Exercise directions: Note each line that includes the word "Class". Copy those lines.

========

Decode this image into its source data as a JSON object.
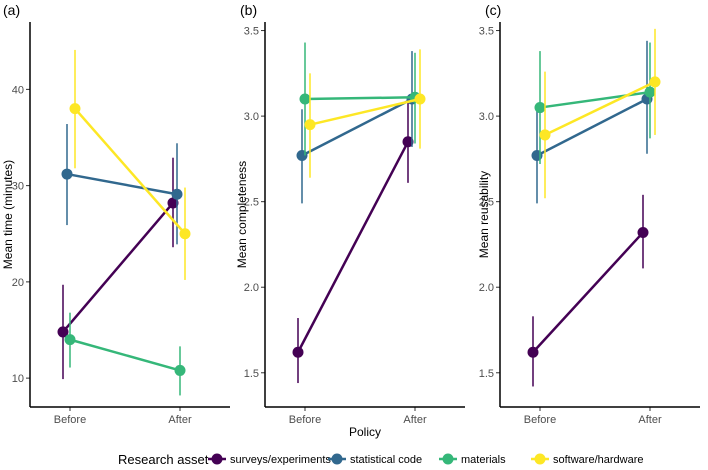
{
  "figure": {
    "legend_title": "Research asset",
    "shared_xlabel": "Policy"
  },
  "series_styles": [
    {
      "name": "surveys/experiments",
      "color": "#440154"
    },
    {
      "name": "statistical code",
      "color": "#31688e"
    },
    {
      "name": "materials",
      "color": "#35b779"
    },
    {
      "name": "software/hardware",
      "color": "#fde725"
    }
  ],
  "chart_data": [
    {
      "type": "line",
      "panel": "(a)",
      "title": "",
      "xlabel": "",
      "ylabel": "Mean time (minutes)",
      "categories": [
        "Before",
        "After"
      ],
      "ylim": [
        7,
        47
      ],
      "yticks": [
        10,
        20,
        30,
        40
      ],
      "series": [
        {
          "name": "surveys/experiments",
          "values": [
            14.8,
            28.2
          ],
          "lower": [
            9.9,
            23.6
          ],
          "upper": [
            19.7,
            32.9
          ]
        },
        {
          "name": "statistical code",
          "values": [
            31.2,
            29.1
          ],
          "lower": [
            25.9,
            23.9
          ],
          "upper": [
            36.4,
            34.4
          ]
        },
        {
          "name": "materials",
          "values": [
            14.0,
            10.8
          ],
          "lower": [
            11.1,
            8.2
          ],
          "upper": [
            16.8,
            13.3
          ]
        },
        {
          "name": "software/hardware",
          "values": [
            38.0,
            25.0
          ],
          "lower": [
            31.8,
            20.2
          ],
          "upper": [
            44.1,
            29.8
          ]
        }
      ]
    },
    {
      "type": "line",
      "panel": "(b)",
      "title": "",
      "xlabel": "Policy",
      "ylabel": "Mean completeness",
      "categories": [
        "Before",
        "After"
      ],
      "ylim": [
        1.3,
        3.55
      ],
      "yticks": [
        1.5,
        2.0,
        2.5,
        3.0,
        3.5
      ],
      "series": [
        {
          "name": "surveys/experiments",
          "values": [
            1.62,
            2.85
          ],
          "lower": [
            1.44,
            2.61
          ],
          "upper": [
            1.82,
            3.08
          ]
        },
        {
          "name": "statistical code",
          "values": [
            2.77,
            3.1
          ],
          "lower": [
            2.49,
            2.82
          ],
          "upper": [
            3.04,
            3.38
          ]
        },
        {
          "name": "materials",
          "values": [
            3.1,
            3.11
          ],
          "lower": [
            2.77,
            2.84
          ],
          "upper": [
            3.43,
            3.37
          ]
        },
        {
          "name": "software/hardware",
          "values": [
            2.95,
            3.1
          ],
          "lower": [
            2.64,
            2.81
          ],
          "upper": [
            3.25,
            3.39
          ]
        }
      ]
    },
    {
      "type": "line",
      "panel": "(c)",
      "title": "",
      "xlabel": "",
      "ylabel": "Mean reusability",
      "categories": [
        "Before",
        "After"
      ],
      "ylim": [
        1.3,
        3.55
      ],
      "yticks": [
        1.5,
        2.0,
        2.5,
        3.0,
        3.5
      ],
      "series": [
        {
          "name": "surveys/experiments",
          "values": [
            1.62,
            2.32
          ],
          "lower": [
            1.42,
            2.11
          ],
          "upper": [
            1.83,
            2.54
          ]
        },
        {
          "name": "statistical code",
          "values": [
            2.77,
            3.1
          ],
          "lower": [
            2.49,
            2.78
          ],
          "upper": [
            3.05,
            3.44
          ]
        },
        {
          "name": "materials",
          "values": [
            3.05,
            3.14
          ],
          "lower": [
            2.72,
            2.87
          ],
          "upper": [
            3.38,
            3.43
          ]
        },
        {
          "name": "software/hardware",
          "values": [
            2.89,
            3.2
          ],
          "lower": [
            2.52,
            2.89
          ],
          "upper": [
            3.26,
            3.51
          ]
        }
      ]
    }
  ]
}
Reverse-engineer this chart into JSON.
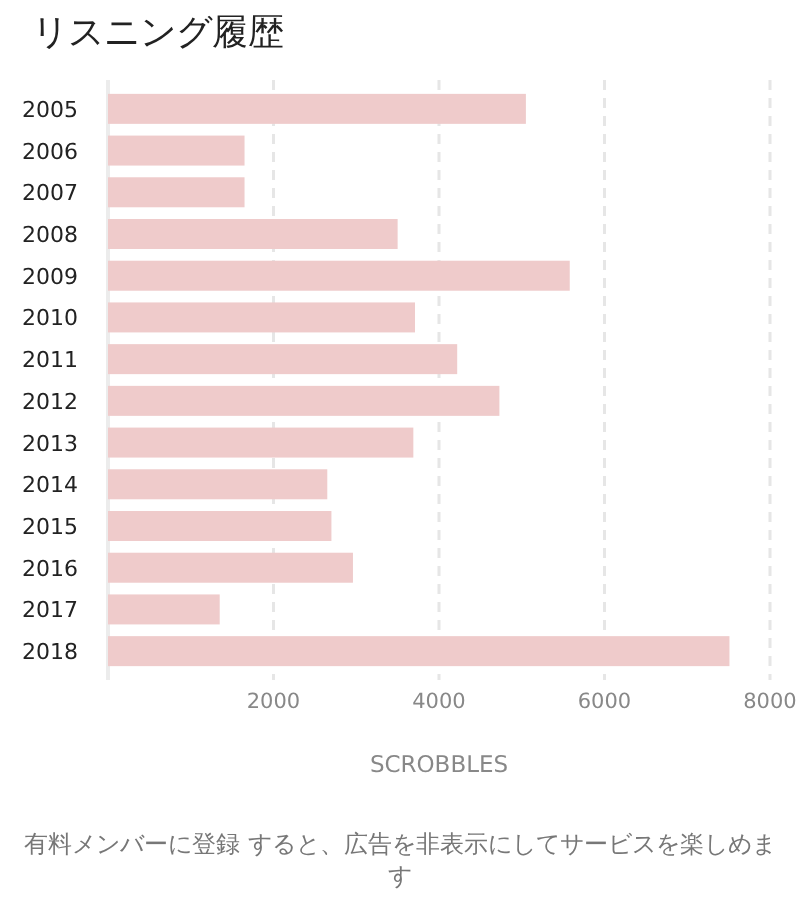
{
  "chart_data": {
    "type": "bar",
    "orientation": "horizontal",
    "title": "リスニング履歴",
    "categories": [
      "2005",
      "2006",
      "2007",
      "2008",
      "2009",
      "2010",
      "2011",
      "2012",
      "2013",
      "2014",
      "2015",
      "2016",
      "2017",
      "2018"
    ],
    "values": [
      5050,
      1650,
      1650,
      3500,
      5580,
      3710,
      4220,
      4730,
      3690,
      2650,
      2700,
      2960,
      1350,
      7510
    ],
    "color": "#efcbcb",
    "xlabel": "SCROBBLES",
    "xlim": [
      0,
      8000
    ],
    "xticks": [
      2000,
      4000,
      6000,
      8000
    ],
    "grid": "x",
    "annotations": [
      "有料メンバーに登録 すると、広告を非表示にしてサービスを楽しめます"
    ]
  }
}
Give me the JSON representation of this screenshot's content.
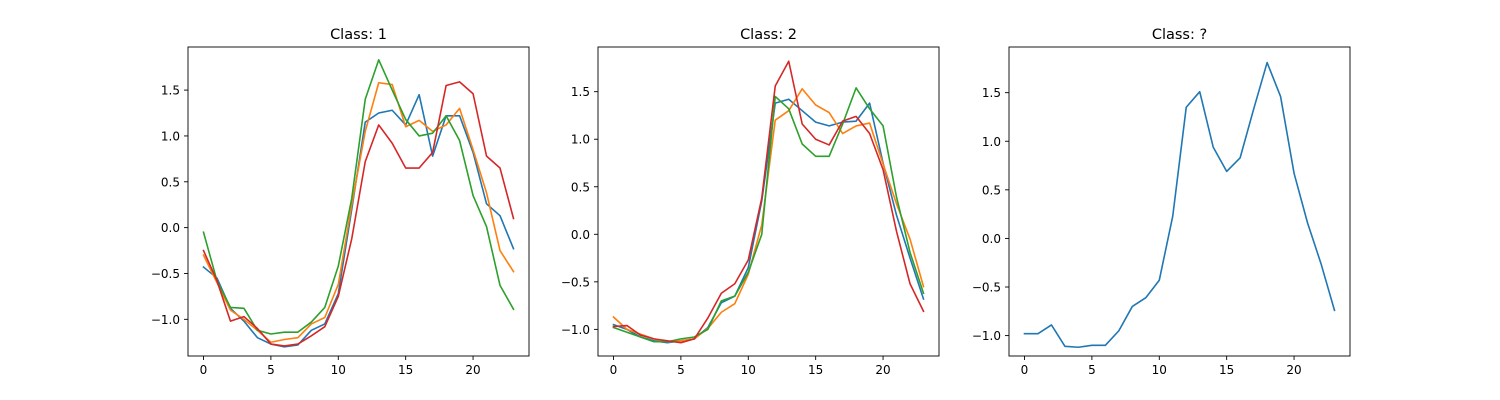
{
  "chart_data": [
    {
      "type": "line",
      "title": "Class: 1",
      "xlabel": "",
      "ylabel": "",
      "xlim": [
        -1.15,
        24.15
      ],
      "ylim": [
        -1.4,
        1.97
      ],
      "xticks": [
        0,
        5,
        10,
        15,
        20
      ],
      "yticks": [
        -1.0,
        -0.5,
        0.0,
        0.5,
        1.0,
        1.5
      ],
      "ytick_labels": [
        "−1.0",
        "−0.5",
        "0.0",
        "0.5",
        "1.0",
        "1.5"
      ],
      "grid": false,
      "x": [
        0,
        1,
        2,
        3,
        4,
        5,
        6,
        7,
        8,
        9,
        10,
        11,
        12,
        13,
        14,
        15,
        16,
        17,
        18,
        19,
        20,
        21,
        22,
        23
      ],
      "series": [
        {
          "color": "#1f77b4",
          "values": [
            -0.43,
            -0.55,
            -0.88,
            -1.02,
            -1.2,
            -1.27,
            -1.3,
            -1.28,
            -1.12,
            -1.05,
            -0.72,
            0.2,
            1.15,
            1.25,
            1.28,
            1.12,
            1.45,
            0.78,
            1.22,
            1.22,
            0.82,
            0.26,
            0.13,
            -0.23
          ]
        },
        {
          "color": "#ff7f0e",
          "values": [
            -0.3,
            -0.6,
            -0.9,
            -1.0,
            -1.12,
            -1.25,
            -1.22,
            -1.2,
            -1.05,
            -0.98,
            -0.62,
            0.25,
            1.05,
            1.58,
            1.56,
            1.1,
            1.17,
            1.05,
            1.12,
            1.3,
            0.85,
            0.38,
            -0.25,
            -0.48
          ]
        },
        {
          "color": "#2ca02c",
          "values": [
            -0.05,
            -0.58,
            -0.87,
            -0.88,
            -1.12,
            -1.16,
            -1.14,
            -1.14,
            -1.03,
            -0.87,
            -0.42,
            0.32,
            1.4,
            1.83,
            1.5,
            1.18,
            1.0,
            1.03,
            1.22,
            0.95,
            0.35,
            0.01,
            -0.63,
            -0.89
          ]
        },
        {
          "color": "#d62728",
          "values": [
            -0.25,
            -0.58,
            -1.02,
            -0.97,
            -1.1,
            -1.27,
            -1.29,
            -1.27,
            -1.18,
            -1.08,
            -0.75,
            -0.12,
            0.72,
            1.12,
            0.92,
            0.65,
            0.65,
            0.82,
            1.55,
            1.59,
            1.46,
            0.78,
            0.65,
            0.1
          ]
        }
      ]
    },
    {
      "type": "line",
      "title": "Class: 2",
      "xlabel": "",
      "ylabel": "",
      "xlim": [
        -1.15,
        24.15
      ],
      "ylim": [
        -1.28,
        1.97
      ],
      "xticks": [
        0,
        5,
        10,
        15,
        20
      ],
      "yticks": [
        -1.0,
        -0.5,
        0.0,
        0.5,
        1.0,
        1.5
      ],
      "ytick_labels": [
        "−1.0",
        "−0.5",
        "0.0",
        "0.5",
        "1.0",
        "1.5"
      ],
      "grid": false,
      "x": [
        0,
        1,
        2,
        3,
        4,
        5,
        6,
        7,
        8,
        9,
        10,
        11,
        12,
        13,
        14,
        15,
        16,
        17,
        18,
        19,
        20,
        21,
        22,
        23
      ],
      "series": [
        {
          "color": "#1f77b4",
          "values": [
            -0.95,
            -1.0,
            -1.08,
            -1.12,
            -1.14,
            -1.12,
            -1.1,
            -0.98,
            -0.72,
            -0.65,
            -0.35,
            0.35,
            1.38,
            1.42,
            1.3,
            1.18,
            1.14,
            1.18,
            1.19,
            1.38,
            0.75,
            0.2,
            -0.25,
            -0.68
          ]
        },
        {
          "color": "#ff7f0e",
          "values": [
            -0.87,
            -1.0,
            -1.05,
            -1.1,
            -1.13,
            -1.12,
            -1.1,
            -0.99,
            -0.82,
            -0.73,
            -0.42,
            0.1,
            1.2,
            1.3,
            1.53,
            1.36,
            1.28,
            1.06,
            1.14,
            1.17,
            0.74,
            0.32,
            -0.05,
            -0.55
          ]
        },
        {
          "color": "#2ca02c",
          "values": [
            -0.98,
            -1.03,
            -1.08,
            -1.13,
            -1.13,
            -1.1,
            -1.08,
            -1.0,
            -0.7,
            -0.65,
            -0.4,
            0.0,
            1.45,
            1.32,
            0.95,
            0.82,
            0.82,
            1.16,
            1.54,
            1.32,
            1.14,
            0.39,
            -0.19,
            -0.62
          ]
        },
        {
          "color": "#d62728",
          "values": [
            -0.97,
            -0.96,
            -1.06,
            -1.1,
            -1.12,
            -1.14,
            -1.1,
            -0.88,
            -0.62,
            -0.52,
            -0.27,
            0.38,
            1.56,
            1.82,
            1.16,
            1.0,
            0.94,
            1.19,
            1.24,
            1.06,
            0.68,
            0.03,
            -0.52,
            -0.81
          ]
        }
      ]
    },
    {
      "type": "line",
      "title": "Class: ?",
      "xlabel": "",
      "ylabel": "",
      "xlim": [
        -1.15,
        24.15
      ],
      "ylim": [
        -1.21,
        1.97
      ],
      "xticks": [
        0,
        5,
        10,
        15,
        20
      ],
      "yticks": [
        -1.0,
        -0.5,
        0.0,
        0.5,
        1.0,
        1.5
      ],
      "ytick_labels": [
        "−1.0",
        "−0.5",
        "0.0",
        "0.5",
        "1.0",
        "1.5"
      ],
      "grid": false,
      "x": [
        0,
        1,
        2,
        3,
        4,
        5,
        6,
        7,
        8,
        9,
        10,
        11,
        12,
        13,
        14,
        15,
        16,
        17,
        18,
        19,
        20,
        21,
        22,
        23
      ],
      "series": [
        {
          "color": "#1f77b4",
          "values": [
            -0.98,
            -0.98,
            -0.89,
            -1.11,
            -1.12,
            -1.1,
            -1.1,
            -0.95,
            -0.7,
            -0.61,
            -0.43,
            0.23,
            1.35,
            1.51,
            0.94,
            0.69,
            0.83,
            1.33,
            1.81,
            1.46,
            0.67,
            0.16,
            -0.26,
            -0.74
          ]
        }
      ]
    }
  ]
}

========

Reply to the task:
      "title": "Class: 1",
      "title": "Class: 2",
      "title": "Class: ?",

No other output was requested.